Work to be completed. Only the number is wanted: how many lines of the data contain "right"?

-----

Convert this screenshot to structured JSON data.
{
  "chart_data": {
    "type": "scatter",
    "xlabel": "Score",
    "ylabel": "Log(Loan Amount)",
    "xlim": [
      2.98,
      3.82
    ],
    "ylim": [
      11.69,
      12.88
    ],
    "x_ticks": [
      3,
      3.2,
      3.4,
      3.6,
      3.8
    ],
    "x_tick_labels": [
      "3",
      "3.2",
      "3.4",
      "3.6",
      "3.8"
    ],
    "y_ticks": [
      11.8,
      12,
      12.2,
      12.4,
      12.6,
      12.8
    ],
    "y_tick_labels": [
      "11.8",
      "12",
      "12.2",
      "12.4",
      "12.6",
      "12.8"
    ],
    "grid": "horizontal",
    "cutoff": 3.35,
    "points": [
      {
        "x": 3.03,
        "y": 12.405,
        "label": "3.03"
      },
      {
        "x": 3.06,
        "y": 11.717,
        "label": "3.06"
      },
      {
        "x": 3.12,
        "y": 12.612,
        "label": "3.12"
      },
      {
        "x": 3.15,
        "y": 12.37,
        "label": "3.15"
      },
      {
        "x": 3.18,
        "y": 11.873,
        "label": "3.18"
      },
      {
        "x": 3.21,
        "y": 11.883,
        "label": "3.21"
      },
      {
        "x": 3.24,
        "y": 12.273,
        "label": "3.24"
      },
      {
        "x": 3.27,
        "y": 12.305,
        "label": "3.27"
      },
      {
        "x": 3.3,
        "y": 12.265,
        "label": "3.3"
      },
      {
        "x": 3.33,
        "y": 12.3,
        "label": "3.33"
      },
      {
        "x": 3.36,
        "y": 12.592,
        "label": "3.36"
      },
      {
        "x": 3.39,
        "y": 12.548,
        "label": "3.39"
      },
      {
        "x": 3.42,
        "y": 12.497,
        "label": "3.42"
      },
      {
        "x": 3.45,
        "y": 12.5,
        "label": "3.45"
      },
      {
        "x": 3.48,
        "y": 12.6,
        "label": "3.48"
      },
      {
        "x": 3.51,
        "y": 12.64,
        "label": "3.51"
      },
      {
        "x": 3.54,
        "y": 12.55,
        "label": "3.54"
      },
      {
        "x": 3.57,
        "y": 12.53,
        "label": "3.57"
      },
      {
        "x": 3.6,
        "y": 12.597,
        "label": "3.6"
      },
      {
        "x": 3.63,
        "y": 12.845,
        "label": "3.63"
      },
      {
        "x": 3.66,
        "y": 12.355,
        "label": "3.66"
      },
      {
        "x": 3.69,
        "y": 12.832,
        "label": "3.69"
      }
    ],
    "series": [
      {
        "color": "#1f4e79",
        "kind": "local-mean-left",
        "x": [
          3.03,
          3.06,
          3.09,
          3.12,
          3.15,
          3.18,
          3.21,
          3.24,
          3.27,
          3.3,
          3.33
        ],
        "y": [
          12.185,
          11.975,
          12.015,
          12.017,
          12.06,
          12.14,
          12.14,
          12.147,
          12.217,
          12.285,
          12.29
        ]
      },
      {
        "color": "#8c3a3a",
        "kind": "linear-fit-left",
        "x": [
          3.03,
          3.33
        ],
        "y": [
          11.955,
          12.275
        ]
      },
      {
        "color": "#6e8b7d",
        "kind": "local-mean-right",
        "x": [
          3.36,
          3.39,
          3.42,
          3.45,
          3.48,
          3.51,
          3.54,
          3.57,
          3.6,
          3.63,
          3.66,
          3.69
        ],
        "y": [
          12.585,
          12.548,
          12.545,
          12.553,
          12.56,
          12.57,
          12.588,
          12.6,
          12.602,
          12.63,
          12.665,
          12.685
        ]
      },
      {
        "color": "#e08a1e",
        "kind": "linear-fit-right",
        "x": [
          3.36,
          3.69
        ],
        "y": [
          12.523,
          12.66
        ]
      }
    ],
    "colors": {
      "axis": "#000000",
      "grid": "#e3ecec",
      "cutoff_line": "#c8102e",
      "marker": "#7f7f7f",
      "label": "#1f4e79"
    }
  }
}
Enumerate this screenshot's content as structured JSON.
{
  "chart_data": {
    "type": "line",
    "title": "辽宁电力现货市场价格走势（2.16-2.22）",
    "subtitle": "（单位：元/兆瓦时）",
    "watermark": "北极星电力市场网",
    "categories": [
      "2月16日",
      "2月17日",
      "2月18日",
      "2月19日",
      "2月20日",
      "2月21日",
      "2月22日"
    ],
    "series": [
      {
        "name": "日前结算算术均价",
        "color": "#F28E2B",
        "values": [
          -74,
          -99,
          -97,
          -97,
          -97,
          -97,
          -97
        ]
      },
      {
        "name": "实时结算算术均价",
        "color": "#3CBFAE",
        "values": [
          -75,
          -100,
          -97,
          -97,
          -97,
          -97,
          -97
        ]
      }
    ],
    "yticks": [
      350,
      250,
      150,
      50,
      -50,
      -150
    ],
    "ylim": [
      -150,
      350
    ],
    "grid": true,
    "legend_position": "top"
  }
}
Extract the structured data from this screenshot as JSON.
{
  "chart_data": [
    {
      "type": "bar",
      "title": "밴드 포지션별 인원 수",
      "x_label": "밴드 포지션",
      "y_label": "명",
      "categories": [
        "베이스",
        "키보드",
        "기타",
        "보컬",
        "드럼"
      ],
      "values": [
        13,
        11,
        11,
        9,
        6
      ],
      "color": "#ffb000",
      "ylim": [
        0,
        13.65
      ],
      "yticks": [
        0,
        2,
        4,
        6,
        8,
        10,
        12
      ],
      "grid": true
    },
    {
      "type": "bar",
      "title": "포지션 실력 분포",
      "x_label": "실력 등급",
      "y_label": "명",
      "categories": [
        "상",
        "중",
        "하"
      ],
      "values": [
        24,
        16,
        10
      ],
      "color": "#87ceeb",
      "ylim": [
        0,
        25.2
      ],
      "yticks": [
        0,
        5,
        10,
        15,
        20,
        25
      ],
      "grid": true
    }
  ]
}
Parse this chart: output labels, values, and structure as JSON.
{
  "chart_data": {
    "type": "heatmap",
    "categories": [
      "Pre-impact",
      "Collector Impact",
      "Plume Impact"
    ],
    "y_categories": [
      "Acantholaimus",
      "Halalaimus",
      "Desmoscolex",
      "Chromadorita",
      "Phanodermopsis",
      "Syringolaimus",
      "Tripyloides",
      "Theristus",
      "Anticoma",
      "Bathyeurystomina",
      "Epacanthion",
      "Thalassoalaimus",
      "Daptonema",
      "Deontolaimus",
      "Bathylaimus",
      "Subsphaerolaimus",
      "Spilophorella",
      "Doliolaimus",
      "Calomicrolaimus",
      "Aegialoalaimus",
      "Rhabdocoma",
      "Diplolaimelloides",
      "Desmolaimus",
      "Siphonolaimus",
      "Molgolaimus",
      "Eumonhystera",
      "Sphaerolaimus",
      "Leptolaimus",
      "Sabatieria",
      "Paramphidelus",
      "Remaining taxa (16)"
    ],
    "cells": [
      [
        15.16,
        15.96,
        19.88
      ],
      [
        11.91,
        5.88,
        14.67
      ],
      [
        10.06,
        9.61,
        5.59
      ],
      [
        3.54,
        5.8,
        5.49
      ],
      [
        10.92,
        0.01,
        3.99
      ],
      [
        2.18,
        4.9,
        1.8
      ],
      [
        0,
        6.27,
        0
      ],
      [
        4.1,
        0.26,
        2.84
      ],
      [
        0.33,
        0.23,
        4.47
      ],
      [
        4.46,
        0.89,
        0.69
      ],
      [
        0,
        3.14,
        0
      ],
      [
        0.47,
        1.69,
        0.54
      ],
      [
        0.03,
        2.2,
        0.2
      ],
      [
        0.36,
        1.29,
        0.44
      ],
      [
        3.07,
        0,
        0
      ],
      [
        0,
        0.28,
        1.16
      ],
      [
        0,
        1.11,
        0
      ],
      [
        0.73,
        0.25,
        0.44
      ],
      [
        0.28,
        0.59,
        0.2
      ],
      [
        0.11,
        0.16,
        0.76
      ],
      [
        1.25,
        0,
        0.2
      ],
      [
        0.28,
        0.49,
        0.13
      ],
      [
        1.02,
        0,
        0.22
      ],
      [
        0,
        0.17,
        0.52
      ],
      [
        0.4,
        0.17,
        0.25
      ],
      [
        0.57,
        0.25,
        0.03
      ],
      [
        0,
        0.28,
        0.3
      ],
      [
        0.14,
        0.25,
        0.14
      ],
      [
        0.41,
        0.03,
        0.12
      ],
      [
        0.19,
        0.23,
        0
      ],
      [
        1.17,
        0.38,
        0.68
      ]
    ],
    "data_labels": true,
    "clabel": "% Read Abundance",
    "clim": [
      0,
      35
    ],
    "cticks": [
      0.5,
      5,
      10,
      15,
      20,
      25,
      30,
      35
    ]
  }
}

-----

Reply. 2